══ INFORMATION SHOWN
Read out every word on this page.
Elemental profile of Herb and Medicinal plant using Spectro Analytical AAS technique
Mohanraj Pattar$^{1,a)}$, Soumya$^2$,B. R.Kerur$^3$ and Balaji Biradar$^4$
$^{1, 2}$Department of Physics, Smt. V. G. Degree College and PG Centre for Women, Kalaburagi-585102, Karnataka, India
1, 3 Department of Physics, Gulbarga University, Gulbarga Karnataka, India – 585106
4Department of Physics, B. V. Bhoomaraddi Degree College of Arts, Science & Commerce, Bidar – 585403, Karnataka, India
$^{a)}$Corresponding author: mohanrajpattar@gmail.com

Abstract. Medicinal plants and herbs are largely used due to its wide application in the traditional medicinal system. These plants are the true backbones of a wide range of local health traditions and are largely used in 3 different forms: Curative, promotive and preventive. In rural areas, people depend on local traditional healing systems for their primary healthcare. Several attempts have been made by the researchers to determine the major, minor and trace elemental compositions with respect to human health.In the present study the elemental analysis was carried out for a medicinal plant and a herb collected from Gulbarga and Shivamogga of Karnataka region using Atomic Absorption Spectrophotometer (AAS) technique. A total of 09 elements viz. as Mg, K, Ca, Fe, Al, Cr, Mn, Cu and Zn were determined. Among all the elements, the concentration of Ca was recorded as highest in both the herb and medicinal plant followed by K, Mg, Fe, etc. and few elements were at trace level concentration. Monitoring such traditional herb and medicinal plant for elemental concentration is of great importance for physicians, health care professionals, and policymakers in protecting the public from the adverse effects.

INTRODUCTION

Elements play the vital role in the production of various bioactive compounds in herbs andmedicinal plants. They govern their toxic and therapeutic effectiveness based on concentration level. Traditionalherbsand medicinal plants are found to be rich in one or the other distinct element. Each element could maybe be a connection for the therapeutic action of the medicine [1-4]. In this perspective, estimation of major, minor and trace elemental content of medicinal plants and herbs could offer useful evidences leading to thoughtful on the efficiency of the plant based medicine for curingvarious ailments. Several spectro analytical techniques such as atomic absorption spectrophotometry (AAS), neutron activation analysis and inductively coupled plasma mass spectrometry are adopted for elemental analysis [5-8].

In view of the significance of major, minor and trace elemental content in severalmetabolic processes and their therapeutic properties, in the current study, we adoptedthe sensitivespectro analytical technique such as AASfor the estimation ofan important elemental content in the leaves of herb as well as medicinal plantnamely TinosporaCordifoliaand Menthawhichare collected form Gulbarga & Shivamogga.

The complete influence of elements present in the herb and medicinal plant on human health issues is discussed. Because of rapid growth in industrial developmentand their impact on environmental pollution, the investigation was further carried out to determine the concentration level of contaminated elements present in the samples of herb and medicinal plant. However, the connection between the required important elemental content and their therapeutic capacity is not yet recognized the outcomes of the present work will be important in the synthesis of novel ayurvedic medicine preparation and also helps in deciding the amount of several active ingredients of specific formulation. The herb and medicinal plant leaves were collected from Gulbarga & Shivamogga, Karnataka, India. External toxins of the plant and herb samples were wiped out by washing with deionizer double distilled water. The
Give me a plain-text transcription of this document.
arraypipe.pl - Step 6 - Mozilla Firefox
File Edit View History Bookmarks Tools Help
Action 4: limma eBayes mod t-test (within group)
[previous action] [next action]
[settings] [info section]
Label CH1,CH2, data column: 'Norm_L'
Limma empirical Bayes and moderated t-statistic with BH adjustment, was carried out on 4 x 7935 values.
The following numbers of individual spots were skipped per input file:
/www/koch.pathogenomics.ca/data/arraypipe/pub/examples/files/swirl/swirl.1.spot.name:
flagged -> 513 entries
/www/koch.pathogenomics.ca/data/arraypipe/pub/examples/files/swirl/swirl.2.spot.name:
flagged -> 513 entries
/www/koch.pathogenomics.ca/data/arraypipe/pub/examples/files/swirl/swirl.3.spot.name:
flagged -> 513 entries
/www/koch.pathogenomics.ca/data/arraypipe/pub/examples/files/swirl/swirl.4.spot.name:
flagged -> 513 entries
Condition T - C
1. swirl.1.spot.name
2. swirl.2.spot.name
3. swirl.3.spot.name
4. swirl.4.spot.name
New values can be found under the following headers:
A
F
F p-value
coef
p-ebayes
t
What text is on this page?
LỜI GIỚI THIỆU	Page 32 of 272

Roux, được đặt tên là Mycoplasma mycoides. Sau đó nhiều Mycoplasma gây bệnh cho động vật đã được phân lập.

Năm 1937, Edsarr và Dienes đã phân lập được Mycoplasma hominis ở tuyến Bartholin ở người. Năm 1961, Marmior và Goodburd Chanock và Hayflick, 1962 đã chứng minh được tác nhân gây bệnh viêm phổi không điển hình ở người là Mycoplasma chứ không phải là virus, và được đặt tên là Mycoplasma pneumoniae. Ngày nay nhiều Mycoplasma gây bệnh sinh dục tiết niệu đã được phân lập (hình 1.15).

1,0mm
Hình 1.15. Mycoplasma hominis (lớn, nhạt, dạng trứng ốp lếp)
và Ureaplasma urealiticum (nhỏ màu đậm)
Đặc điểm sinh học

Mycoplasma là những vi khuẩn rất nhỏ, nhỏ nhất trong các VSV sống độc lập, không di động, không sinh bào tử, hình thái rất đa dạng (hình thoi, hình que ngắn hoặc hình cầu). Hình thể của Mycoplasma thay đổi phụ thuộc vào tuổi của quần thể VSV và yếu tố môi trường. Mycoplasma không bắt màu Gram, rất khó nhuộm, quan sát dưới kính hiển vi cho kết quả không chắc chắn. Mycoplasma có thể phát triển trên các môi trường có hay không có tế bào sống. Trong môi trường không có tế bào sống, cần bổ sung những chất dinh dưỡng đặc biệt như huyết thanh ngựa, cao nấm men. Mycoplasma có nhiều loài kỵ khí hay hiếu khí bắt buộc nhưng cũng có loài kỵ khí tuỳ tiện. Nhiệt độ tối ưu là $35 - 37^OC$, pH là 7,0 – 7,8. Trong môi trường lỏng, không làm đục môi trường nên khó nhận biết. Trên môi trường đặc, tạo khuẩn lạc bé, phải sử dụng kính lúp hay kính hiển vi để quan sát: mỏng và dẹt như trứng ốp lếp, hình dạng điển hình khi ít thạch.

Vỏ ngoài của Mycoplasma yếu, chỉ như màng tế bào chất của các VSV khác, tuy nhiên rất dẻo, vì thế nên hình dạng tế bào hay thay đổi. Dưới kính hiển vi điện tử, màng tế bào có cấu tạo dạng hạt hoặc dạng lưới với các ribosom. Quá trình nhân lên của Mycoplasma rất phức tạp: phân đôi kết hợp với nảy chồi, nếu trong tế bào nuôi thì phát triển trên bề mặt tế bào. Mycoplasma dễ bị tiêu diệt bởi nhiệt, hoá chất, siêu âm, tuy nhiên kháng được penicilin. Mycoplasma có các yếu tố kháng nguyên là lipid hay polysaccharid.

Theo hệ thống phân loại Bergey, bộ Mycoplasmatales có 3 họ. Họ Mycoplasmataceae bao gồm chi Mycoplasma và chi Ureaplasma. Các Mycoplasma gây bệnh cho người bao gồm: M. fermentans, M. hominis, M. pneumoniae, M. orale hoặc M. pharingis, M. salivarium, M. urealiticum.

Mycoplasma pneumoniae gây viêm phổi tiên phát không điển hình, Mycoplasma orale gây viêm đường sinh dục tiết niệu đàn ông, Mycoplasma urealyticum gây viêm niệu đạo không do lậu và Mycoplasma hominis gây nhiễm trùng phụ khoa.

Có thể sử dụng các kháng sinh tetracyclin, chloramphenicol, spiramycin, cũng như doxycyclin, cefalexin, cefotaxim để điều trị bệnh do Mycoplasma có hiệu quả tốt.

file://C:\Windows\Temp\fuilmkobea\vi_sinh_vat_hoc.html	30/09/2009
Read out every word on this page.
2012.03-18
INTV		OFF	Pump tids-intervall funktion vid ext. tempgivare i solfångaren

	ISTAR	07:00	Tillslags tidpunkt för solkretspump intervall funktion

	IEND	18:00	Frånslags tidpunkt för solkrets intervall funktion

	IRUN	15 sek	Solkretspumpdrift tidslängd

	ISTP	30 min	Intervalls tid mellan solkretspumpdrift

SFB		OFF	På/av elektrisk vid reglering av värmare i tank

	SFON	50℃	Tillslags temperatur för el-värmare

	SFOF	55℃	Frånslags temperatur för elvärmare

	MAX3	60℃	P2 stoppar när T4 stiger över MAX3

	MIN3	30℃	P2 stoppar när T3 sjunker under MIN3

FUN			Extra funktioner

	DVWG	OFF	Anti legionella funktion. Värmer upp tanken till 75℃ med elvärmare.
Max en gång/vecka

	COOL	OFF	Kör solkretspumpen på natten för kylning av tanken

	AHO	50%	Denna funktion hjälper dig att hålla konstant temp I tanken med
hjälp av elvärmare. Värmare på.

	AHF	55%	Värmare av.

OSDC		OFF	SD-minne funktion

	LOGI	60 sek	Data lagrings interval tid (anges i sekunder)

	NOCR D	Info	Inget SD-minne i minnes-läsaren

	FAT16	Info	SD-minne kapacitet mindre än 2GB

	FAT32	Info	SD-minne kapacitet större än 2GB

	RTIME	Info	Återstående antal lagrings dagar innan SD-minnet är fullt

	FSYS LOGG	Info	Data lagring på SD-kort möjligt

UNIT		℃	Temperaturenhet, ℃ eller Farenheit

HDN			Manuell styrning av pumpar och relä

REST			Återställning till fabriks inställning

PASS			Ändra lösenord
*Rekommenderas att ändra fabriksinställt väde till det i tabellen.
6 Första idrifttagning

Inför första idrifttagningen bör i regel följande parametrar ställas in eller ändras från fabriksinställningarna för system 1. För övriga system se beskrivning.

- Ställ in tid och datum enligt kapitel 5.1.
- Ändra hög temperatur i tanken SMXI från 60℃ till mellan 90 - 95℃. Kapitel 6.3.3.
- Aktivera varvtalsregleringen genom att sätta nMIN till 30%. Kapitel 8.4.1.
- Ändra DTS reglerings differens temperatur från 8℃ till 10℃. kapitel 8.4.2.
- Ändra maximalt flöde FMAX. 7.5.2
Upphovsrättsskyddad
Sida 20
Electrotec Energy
════
• _EXERCISE_: Copy every line that contains "Tillslags" from the listing above.

• _SOLUTION FOR THIS TASK_:
	ISTAR	07:00	Tillslags tidpunkt för solkretspump intervall funktion
	SFON	50℃	Tillslags temperatur för el-värmare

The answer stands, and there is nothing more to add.